Segment Start: AVAILABLE DATA
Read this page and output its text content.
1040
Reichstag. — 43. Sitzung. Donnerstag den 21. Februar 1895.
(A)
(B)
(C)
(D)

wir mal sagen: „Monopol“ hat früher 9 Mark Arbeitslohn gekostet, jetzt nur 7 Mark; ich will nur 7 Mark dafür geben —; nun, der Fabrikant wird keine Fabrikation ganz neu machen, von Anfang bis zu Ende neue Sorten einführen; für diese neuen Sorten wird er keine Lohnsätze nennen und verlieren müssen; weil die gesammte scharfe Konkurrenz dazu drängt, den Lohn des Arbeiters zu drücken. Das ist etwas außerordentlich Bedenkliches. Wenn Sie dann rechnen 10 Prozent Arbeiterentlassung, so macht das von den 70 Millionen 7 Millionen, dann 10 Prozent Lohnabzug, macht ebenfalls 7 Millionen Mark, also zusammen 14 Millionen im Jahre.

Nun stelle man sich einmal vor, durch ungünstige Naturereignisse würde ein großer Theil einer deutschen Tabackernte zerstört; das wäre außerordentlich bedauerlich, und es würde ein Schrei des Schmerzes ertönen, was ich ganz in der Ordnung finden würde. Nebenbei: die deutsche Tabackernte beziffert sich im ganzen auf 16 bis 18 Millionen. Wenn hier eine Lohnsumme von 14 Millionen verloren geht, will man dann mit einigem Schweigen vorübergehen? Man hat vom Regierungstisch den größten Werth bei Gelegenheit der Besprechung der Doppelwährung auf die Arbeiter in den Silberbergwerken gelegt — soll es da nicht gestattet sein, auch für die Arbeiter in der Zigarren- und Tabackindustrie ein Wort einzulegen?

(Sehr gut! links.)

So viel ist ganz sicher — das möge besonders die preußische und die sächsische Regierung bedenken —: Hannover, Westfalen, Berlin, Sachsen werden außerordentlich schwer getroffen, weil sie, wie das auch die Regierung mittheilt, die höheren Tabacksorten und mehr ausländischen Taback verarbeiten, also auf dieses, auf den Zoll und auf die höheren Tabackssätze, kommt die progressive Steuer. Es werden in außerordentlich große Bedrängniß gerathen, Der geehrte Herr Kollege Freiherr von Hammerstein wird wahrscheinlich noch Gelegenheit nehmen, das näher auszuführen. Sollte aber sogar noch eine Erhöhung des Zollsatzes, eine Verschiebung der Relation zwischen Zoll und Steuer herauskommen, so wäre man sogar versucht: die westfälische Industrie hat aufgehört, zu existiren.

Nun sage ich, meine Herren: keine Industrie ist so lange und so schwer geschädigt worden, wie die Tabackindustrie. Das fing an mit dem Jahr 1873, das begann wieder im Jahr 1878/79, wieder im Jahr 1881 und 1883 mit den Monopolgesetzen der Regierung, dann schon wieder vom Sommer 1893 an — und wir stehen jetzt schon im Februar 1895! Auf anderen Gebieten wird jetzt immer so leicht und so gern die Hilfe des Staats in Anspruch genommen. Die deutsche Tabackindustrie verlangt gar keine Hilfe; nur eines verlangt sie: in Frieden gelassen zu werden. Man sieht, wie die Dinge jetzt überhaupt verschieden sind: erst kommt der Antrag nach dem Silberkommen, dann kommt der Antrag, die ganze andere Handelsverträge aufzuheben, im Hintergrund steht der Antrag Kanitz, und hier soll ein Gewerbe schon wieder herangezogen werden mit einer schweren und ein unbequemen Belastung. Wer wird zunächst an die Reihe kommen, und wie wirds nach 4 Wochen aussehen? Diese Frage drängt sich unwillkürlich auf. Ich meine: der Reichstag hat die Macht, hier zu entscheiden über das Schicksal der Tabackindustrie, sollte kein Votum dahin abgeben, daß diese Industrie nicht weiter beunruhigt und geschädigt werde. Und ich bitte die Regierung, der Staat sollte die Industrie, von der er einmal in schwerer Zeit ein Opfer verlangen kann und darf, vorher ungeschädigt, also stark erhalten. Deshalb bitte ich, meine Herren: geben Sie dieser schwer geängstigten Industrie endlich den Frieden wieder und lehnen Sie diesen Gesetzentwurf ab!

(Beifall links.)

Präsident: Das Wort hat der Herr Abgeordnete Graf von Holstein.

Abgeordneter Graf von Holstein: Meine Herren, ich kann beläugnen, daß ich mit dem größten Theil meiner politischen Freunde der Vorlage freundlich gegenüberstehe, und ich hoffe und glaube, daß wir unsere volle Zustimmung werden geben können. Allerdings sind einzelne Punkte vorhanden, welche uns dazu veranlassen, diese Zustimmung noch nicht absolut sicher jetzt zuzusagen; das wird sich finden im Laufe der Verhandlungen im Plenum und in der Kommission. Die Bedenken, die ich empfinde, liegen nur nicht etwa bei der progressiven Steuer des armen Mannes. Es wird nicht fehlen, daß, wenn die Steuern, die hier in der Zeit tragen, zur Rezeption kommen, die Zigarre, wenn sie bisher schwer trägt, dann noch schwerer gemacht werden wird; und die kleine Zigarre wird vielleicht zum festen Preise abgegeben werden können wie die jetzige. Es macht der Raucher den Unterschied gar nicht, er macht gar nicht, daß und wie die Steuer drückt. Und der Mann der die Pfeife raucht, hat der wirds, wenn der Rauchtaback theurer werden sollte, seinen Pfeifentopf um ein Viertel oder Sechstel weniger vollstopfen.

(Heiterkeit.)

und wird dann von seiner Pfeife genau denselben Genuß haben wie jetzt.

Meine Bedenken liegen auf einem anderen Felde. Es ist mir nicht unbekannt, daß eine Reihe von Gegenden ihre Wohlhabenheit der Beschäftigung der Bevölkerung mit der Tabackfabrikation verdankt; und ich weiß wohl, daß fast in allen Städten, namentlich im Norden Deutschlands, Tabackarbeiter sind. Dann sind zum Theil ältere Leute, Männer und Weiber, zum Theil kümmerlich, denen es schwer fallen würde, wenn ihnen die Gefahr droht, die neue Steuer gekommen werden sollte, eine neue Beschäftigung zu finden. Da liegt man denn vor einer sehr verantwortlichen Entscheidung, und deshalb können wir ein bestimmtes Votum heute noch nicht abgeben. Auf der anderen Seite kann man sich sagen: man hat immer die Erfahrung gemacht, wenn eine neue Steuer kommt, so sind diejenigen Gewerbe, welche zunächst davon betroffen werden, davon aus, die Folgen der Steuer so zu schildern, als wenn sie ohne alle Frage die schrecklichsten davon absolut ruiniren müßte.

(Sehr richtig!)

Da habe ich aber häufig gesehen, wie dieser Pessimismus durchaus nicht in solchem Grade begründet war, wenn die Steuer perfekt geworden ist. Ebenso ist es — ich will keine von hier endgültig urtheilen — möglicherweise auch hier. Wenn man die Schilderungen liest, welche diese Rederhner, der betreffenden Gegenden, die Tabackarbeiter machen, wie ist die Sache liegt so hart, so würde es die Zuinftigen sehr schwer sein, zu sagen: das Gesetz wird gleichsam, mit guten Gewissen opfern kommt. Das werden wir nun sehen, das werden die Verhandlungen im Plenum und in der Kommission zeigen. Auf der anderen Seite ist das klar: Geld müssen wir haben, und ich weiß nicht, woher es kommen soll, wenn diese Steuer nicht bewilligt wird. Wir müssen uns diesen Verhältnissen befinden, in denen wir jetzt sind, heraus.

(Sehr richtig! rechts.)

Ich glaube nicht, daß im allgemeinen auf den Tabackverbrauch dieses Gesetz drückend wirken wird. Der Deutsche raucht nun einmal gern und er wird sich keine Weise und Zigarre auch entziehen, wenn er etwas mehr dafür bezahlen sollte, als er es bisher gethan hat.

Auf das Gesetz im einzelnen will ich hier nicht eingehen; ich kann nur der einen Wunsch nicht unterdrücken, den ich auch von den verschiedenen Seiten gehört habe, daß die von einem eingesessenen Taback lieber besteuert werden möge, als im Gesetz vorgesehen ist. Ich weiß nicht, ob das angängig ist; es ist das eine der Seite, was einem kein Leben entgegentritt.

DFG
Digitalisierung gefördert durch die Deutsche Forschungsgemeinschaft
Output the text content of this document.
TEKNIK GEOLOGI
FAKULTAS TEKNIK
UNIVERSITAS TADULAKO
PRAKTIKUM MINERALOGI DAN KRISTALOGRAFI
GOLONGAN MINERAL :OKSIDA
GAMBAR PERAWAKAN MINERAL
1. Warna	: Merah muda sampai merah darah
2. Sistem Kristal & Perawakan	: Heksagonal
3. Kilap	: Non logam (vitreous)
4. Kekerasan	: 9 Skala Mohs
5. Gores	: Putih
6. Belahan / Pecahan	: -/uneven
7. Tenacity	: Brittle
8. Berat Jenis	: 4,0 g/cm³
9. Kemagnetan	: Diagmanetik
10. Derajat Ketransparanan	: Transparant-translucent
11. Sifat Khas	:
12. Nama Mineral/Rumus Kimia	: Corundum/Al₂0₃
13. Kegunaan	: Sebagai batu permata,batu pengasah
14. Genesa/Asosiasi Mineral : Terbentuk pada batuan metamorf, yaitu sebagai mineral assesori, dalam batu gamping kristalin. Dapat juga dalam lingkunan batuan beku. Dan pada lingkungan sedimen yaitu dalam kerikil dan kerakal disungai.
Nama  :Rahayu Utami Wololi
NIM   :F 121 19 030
Segment End: AVAILABLE DATA
## REQUIRED ACTION
From the line with "Output the text content of this document." to the final line of the entries above, return every line exactly as written.

## EXPECTED ANSWER
Output the text content of this document.
TEKNIK GEOLOGI
FAKULTAS TEKNIK
UNIVERSITAS TADULAKO
PRAKTIKUM MINERALOGI DAN KRISTALOGRAFI
GOLONGAN MINERAL :OKSIDA
GAMBAR PERAWAKAN MINERAL
1. Warna	: Merah muda sampai merah darah
2. Sistem Kristal & Perawakan	: Heksagonal
3. Kilap	: Non logam (vitreous)
4. Kekerasan	: 9 Skala Mohs
5. Gores	: Putih
6. Belahan / Pecahan	: -/uneven
7. Tenacity	: Brittle
8. Berat Jenis	: 4,0 g/cm³
9. Kemagnetan	: Diagmanetik
10. Derajat Ketransparanan	: Transparant-translucent
11. Sifat Khas	:
12. Nama Mineral/Rumus Kimia	: Corundum/Al₂0₃
13. Kegunaan	: Sebagai batu permata,batu pengasah
14. Genesa/Asosiasi Mineral : Terbentuk pada batuan metamorf, yaitu sebagai mineral assesori, dalam batu gamping kristalin. Dapat juga dalam lingkunan batuan beku. Dan pada lingkungan sedimen yaitu dalam kerikil dan kerakal disungai.
Nama  :Rahayu Utami Wololi
NIM   :F 121 19 030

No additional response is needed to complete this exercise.